Determine how many lines in the entries below include "JSON". The reply should be that number and nothing else.

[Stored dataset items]
Start

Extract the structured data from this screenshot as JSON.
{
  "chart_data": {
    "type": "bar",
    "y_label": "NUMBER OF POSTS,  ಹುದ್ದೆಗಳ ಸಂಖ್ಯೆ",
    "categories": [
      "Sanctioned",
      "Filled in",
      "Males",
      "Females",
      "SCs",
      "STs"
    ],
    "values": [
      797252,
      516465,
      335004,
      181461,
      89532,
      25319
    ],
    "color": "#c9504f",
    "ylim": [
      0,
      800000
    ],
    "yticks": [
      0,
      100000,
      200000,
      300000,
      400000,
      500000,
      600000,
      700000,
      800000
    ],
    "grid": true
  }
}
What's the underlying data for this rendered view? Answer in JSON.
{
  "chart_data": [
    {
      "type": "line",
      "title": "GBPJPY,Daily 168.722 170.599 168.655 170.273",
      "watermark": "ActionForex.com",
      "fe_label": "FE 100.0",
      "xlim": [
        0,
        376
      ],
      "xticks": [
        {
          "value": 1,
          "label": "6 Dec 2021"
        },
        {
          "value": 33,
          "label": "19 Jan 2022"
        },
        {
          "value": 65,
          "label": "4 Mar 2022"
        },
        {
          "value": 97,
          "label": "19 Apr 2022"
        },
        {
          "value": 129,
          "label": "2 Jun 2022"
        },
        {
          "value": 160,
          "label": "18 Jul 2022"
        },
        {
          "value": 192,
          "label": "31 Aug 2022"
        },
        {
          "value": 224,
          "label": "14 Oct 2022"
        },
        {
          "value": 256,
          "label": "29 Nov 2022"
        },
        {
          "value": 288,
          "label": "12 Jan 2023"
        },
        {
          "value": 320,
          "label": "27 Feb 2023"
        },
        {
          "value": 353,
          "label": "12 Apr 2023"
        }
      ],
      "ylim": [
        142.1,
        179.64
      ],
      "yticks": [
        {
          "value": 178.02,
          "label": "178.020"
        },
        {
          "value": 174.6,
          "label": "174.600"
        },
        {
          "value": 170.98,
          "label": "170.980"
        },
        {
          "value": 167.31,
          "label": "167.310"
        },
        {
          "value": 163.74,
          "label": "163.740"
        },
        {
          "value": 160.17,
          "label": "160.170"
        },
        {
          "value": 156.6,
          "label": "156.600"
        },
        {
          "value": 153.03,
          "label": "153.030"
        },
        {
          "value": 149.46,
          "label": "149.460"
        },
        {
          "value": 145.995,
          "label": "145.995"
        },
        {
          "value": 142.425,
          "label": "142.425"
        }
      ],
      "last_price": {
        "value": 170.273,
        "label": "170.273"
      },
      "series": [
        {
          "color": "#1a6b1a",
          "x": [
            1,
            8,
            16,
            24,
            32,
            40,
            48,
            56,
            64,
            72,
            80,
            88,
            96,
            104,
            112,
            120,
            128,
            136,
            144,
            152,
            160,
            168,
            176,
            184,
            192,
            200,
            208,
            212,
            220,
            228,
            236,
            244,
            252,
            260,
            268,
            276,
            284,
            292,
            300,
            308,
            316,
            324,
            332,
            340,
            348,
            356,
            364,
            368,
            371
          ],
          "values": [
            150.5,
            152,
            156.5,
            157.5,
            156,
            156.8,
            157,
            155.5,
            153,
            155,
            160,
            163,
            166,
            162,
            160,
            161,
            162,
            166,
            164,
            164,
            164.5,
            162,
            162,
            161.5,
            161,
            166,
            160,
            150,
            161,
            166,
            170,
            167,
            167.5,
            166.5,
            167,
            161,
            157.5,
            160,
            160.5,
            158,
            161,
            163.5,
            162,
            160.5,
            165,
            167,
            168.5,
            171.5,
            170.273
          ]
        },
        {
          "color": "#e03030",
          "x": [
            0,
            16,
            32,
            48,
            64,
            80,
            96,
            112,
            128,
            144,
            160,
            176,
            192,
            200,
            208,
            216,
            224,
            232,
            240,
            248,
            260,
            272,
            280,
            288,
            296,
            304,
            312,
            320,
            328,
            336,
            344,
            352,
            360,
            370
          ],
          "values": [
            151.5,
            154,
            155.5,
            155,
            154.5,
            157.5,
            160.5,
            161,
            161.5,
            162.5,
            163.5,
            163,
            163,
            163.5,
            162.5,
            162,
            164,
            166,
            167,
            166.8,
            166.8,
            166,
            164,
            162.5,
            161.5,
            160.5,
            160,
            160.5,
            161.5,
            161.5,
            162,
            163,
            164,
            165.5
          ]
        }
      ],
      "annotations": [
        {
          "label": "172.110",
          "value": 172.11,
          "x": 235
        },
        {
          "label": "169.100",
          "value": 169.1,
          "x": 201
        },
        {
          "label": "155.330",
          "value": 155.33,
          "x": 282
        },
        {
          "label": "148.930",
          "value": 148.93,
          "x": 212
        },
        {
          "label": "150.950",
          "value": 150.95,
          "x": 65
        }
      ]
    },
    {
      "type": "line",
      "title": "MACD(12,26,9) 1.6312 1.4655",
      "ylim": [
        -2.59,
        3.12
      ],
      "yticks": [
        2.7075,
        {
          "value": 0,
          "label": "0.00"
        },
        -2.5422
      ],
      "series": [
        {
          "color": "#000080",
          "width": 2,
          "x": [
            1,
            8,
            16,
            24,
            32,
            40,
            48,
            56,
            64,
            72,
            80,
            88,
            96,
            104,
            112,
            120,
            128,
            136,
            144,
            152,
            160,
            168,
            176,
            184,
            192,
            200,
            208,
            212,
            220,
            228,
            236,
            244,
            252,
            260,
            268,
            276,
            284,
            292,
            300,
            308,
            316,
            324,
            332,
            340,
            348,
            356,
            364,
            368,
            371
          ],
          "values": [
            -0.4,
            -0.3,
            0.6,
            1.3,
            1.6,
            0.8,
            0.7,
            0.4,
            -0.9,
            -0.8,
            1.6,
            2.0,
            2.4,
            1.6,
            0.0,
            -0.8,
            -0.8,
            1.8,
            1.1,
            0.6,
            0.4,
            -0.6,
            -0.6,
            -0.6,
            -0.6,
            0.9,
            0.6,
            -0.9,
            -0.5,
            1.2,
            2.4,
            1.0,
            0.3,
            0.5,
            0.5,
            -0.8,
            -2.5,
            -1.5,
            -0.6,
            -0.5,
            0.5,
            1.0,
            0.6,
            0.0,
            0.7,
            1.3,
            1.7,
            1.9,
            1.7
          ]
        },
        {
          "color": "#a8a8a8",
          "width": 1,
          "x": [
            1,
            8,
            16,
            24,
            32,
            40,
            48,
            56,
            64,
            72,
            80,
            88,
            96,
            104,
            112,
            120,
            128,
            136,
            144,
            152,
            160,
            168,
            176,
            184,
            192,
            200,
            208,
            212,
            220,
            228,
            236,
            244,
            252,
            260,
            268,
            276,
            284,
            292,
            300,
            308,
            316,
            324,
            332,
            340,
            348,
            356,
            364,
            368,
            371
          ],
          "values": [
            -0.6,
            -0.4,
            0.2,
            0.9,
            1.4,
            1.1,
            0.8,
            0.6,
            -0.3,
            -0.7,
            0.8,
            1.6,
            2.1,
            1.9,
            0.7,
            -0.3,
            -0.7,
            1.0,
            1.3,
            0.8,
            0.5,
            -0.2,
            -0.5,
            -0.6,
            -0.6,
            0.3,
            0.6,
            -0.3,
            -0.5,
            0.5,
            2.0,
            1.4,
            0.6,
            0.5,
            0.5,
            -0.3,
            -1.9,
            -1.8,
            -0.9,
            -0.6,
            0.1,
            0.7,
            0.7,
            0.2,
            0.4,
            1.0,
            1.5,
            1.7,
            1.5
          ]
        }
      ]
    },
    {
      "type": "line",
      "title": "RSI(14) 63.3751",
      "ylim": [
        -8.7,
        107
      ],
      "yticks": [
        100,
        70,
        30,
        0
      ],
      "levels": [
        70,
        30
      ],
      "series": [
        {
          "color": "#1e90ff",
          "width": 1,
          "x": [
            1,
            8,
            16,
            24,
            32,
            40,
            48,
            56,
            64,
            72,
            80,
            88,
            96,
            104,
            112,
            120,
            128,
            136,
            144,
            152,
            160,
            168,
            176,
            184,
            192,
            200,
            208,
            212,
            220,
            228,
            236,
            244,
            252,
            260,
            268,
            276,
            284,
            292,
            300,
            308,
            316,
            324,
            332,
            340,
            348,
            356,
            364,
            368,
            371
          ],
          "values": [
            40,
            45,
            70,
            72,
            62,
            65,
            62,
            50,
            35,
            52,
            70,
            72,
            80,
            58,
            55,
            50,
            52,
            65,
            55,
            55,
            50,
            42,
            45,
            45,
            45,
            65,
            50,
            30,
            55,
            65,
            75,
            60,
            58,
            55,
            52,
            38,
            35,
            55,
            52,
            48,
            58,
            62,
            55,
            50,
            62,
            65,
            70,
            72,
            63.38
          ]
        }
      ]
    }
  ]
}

End

• _EXERCISE OUTPUT_: 2